## Work instructions
Return the whole listing exactly as it stands.
----------------
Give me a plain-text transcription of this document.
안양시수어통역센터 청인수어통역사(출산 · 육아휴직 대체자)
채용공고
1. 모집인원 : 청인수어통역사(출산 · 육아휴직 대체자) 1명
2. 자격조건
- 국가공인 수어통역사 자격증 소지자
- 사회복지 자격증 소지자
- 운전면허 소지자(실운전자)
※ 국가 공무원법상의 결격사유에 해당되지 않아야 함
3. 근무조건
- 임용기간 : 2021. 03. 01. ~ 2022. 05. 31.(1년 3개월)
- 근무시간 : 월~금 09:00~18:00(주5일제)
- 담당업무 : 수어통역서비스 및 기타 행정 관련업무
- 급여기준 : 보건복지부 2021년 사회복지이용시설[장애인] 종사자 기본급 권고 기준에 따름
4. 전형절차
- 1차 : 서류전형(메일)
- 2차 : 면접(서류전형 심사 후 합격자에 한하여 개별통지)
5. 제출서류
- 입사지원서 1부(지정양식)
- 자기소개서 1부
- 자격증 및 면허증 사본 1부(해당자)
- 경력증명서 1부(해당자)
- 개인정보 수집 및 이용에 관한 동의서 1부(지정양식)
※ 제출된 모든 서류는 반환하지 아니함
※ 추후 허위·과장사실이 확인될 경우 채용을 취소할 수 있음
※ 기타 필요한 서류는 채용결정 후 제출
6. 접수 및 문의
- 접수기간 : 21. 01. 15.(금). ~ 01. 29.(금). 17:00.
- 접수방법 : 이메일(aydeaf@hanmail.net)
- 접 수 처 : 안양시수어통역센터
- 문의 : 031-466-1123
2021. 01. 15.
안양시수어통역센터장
----------------
## Written response
Give me a plain-text transcription of this document.
안양시수어통역센터 청인수어통역사(출산 · 육아휴직 대체자)
채용공고
1. 모집인원 : 청인수어통역사(출산 · 육아휴직 대체자) 1명
2. 자격조건
- 국가공인 수어통역사 자격증 소지자
- 사회복지 자격증 소지자
- 운전면허 소지자(실운전자)
※ 국가 공무원법상의 결격사유에 해당되지 않아야 함
3. 근무조건
- 임용기간 : 2021. 03. 01. ~ 2022. 05. 31.(1년 3개월)
- 근무시간 : 월~금 09:00~18:00(주5일제)
- 담당업무 : 수어통역서비스 및 기타 행정 관련업무
- 급여기준 : 보건복지부 2021년 사회복지이용시설[장애인] 종사자 기본급 권고 기준에 따름
4. 전형절차
- 1차 : 서류전형(메일)
- 2차 : 면접(서류전형 심사 후 합격자에 한하여 개별통지)
5. 제출서류
- 입사지원서 1부(지정양식)
- 자기소개서 1부
- 자격증 및 면허증 사본 1부(해당자)
- 경력증명서 1부(해당자)
- 개인정보 수집 및 이용에 관한 동의서 1부(지정양식)
※ 제출된 모든 서류는 반환하지 아니함
※ 추후 허위·과장사실이 확인될 경우 채용을 취소할 수 있음
※ 기타 필요한 서류는 채용결정 후 제출
6. 접수 및 문의
- 접수기간 : 21. 01. 15.(금). ~ 01. 29.(금). 17:00.
- 접수방법 : 이메일(aydeaf@hanmail.net)
- 접 수 처 : 안양시수어통역센터
- 문의 : 031-466-1123
2021. 01. 15.
안양시수어통역센터장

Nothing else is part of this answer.